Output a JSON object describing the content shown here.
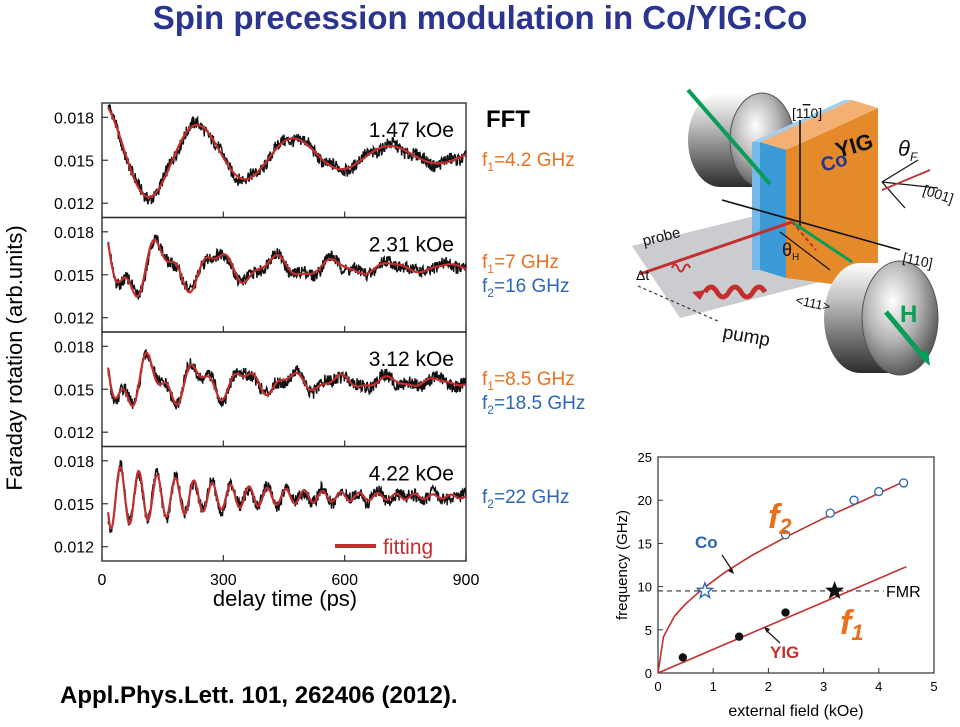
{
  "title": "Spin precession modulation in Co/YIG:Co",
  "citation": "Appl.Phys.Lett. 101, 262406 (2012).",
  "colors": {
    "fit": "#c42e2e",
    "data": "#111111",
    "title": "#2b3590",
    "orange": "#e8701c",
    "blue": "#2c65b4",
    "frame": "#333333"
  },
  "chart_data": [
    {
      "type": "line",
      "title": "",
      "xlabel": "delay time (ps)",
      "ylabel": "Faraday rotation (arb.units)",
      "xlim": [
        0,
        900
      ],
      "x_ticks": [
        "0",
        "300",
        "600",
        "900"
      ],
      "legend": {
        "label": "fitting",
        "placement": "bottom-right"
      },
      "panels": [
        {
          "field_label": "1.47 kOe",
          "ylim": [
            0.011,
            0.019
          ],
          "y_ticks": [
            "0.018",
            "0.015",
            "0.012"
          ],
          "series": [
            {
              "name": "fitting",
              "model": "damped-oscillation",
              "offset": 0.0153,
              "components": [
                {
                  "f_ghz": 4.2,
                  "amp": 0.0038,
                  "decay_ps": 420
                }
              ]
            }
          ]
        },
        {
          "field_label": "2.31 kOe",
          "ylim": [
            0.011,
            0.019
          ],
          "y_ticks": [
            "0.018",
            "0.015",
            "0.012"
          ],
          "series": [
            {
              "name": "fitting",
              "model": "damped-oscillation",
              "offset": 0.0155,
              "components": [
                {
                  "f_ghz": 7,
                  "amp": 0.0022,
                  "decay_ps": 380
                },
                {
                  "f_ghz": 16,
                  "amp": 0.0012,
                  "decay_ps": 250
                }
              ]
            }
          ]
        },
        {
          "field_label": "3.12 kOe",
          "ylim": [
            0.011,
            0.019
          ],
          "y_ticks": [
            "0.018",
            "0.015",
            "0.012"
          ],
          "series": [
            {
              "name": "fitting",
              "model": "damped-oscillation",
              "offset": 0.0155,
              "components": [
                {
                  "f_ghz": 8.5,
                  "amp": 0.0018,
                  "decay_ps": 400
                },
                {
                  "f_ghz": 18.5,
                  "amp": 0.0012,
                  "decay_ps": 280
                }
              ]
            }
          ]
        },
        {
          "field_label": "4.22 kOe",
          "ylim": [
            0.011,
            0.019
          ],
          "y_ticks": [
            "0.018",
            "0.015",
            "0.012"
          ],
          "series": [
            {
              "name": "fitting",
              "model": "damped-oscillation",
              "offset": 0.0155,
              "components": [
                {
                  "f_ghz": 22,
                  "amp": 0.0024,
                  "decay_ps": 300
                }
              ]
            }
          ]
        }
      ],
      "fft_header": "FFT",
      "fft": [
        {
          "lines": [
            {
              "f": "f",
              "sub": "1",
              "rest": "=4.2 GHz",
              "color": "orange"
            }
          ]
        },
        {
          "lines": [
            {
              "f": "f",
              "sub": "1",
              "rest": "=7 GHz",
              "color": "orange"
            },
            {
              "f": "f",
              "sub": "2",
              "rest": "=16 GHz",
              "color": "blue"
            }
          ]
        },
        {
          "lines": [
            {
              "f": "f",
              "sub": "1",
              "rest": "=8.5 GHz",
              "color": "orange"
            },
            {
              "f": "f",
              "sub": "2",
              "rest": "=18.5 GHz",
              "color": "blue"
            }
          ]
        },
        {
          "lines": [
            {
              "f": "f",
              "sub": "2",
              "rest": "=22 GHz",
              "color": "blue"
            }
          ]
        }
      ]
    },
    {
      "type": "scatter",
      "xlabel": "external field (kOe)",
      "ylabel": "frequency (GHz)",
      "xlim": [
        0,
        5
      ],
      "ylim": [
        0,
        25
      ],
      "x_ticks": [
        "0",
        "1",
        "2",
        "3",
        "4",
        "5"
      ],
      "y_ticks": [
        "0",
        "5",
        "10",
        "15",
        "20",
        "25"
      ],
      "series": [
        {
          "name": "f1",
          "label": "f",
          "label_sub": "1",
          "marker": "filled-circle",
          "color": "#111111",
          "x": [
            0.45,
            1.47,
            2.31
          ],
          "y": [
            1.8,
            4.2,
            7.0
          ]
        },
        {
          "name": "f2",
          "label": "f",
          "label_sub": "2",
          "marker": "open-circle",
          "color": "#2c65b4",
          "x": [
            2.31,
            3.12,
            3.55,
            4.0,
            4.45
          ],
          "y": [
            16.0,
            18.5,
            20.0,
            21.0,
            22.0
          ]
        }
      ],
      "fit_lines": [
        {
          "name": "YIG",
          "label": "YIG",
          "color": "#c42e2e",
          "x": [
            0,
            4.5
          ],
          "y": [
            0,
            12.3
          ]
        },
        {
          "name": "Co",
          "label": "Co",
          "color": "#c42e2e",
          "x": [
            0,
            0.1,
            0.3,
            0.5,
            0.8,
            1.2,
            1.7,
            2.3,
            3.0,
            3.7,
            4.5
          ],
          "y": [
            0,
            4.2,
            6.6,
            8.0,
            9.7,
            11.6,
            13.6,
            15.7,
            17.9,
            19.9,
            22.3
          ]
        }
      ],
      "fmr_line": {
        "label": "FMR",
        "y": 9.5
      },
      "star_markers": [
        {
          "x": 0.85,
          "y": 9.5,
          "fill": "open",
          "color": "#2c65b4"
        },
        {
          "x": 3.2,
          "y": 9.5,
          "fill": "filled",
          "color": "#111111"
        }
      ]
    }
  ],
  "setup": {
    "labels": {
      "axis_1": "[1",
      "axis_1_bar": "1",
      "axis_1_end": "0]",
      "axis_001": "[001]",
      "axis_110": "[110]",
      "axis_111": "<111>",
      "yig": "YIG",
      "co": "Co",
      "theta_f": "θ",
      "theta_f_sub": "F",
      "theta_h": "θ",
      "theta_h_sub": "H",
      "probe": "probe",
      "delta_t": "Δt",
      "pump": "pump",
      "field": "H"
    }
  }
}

==================================================

# Problem details
Count the lines of the material that include the word "title", then state only the total.

# Solution for this problem
3